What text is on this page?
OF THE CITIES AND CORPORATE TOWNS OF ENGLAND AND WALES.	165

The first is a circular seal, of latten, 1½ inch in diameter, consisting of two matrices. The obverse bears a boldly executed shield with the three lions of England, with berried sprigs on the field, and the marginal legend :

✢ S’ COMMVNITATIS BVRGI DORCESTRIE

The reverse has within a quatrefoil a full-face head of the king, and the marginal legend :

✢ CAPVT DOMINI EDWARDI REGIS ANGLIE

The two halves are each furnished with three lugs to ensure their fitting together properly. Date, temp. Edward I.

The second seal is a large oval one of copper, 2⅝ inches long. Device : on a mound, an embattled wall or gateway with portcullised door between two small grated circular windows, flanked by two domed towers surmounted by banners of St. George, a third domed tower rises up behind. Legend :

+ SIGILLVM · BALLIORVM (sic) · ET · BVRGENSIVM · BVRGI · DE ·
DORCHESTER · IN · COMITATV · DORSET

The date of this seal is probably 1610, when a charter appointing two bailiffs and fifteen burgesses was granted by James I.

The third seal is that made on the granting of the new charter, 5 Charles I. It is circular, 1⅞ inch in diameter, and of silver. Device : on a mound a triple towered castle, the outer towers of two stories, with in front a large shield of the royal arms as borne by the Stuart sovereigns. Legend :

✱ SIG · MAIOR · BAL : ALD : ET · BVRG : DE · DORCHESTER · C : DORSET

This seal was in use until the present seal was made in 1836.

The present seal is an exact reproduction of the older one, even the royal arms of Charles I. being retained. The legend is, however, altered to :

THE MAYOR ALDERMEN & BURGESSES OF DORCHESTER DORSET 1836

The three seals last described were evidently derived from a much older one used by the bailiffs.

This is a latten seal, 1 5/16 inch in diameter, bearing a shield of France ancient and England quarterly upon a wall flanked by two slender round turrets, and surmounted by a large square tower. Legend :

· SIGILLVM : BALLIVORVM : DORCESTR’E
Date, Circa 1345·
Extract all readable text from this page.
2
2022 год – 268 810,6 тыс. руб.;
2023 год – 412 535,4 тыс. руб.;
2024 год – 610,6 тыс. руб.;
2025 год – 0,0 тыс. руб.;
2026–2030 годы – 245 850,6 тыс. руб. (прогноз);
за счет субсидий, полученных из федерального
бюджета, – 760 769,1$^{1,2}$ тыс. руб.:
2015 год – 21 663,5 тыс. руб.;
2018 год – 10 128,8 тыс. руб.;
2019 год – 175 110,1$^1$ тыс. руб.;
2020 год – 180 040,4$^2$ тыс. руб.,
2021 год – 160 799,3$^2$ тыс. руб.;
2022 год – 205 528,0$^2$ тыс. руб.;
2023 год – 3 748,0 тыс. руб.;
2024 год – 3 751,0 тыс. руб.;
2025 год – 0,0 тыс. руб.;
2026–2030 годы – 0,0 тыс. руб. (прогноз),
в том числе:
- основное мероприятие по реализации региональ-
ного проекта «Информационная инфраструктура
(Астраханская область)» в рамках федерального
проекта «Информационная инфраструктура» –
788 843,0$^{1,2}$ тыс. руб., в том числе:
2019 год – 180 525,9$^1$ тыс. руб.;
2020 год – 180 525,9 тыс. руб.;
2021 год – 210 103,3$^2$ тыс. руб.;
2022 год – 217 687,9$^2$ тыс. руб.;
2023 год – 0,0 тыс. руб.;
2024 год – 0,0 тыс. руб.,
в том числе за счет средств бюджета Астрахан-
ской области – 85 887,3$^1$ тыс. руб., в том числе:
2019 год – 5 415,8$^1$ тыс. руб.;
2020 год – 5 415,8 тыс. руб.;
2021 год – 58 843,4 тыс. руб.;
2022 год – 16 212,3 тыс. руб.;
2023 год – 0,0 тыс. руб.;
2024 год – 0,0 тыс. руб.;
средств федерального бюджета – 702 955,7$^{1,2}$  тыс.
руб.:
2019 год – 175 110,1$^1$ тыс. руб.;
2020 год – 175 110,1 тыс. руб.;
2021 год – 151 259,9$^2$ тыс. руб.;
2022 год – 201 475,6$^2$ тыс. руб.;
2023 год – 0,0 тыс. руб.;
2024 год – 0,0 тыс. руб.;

**STATED EXERCISE**
Find every line with the word "Charles" and state how many there are, with no other words.

**THE OUTPUT**
2